■ **Supplied text**
== Segment start ==
Grad-CAM Implementation

This repository contains code for implementing Grad-CAM (Gradient-weighted Class Activation Mapping) in PyTorch. Grad-CAM is a technique for visualizing the regions of an image that are important for predicting a particular class. It works by leveraging the gradients of a target class with respect to the ViT Norm layer.

Requirements

Python 3.x
PyTorch
Torchvision
Timm
NumPy
OpenCV
Scikit-image

Installation

Clone this repository:

git clone https://github.com/Mikael17125/ViT-GradCAM.git
cd ViT-GradCAM

Environment

Create the conda environment

conda create --name vit-grad-cam python=3.10

Activate the environment
```
conda activate vit-grad-cam
```

Install the PyTorch

conda install pytorch torchvision torchaudio pytorch-cuda=12.1 -c pytorch -c nvidia

Install additional dependency
```
pip install -r requirements.txt   
```

Usage

Ensure that your image is named both.png and placed in the root directory of the repository.
== Segment end ==
■ **Information shown**
== Segment start ==
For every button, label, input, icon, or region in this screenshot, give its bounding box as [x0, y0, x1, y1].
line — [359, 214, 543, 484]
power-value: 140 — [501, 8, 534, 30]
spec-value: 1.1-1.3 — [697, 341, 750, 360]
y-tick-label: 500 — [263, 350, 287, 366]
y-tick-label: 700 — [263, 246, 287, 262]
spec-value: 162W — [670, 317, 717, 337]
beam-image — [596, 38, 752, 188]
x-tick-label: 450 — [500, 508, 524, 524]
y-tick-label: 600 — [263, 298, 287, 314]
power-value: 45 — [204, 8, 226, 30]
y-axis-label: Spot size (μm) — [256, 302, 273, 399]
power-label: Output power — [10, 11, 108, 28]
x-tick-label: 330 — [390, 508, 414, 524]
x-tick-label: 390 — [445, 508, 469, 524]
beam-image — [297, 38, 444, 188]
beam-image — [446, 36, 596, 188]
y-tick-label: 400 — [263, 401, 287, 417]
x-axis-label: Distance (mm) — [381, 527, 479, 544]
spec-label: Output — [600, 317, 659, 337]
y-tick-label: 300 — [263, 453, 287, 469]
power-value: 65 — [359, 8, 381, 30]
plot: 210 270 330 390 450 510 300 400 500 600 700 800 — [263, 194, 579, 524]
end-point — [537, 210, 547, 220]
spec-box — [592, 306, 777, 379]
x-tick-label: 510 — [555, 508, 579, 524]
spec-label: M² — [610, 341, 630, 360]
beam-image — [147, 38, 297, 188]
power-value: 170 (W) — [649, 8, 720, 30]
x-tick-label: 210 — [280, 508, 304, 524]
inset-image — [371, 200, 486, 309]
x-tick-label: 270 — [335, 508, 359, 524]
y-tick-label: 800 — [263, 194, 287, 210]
== Segment end ==
■ **Action item A**
Using the Grad-CAM page, decide whether each statement agrees with it. For each, answer yes or no and quote the words that decide it.
(i) Grad-CAM uses the gradients of a target class with respect to the ViT Norm layer.
(ii) The conda environment is created with Python 3.9.
(iii) The image to be used must be named both.png and placed in the root directory of the repository.
■ **Action item B**
List every item the Grad-CAM page gives under its Requirements heading.
■ **Action item C**
Copy the Grad-CAM page from "This repository contains" to "ViT Norm layer.", renaming "image" as "picture".

■ **Reply A**
(i) Yes: "It works by leveraging the gradients of a target class with respect to the ViT Norm layer."
(ii) No: "conda create --name vit-grad-cam python=3.10"
(iii) Yes: "Ensure that your image is named both.png and placed in the root directory of the repository."

■ **Reply B**
Python 3.x, PyTorch, Torchvision, Timm, NumPy, OpenCV, Scikit-image

■ **Reply C**
This repository contains code for implementing Grad-CAM (Gradient-weighted Class Activation Mapping) in PyTorch. Grad-CAM is a technique for visualizing the regions of an picture that are important for predicting a particular class. It works by leveraging the gradients of a target class with respect to the ViT Norm layer.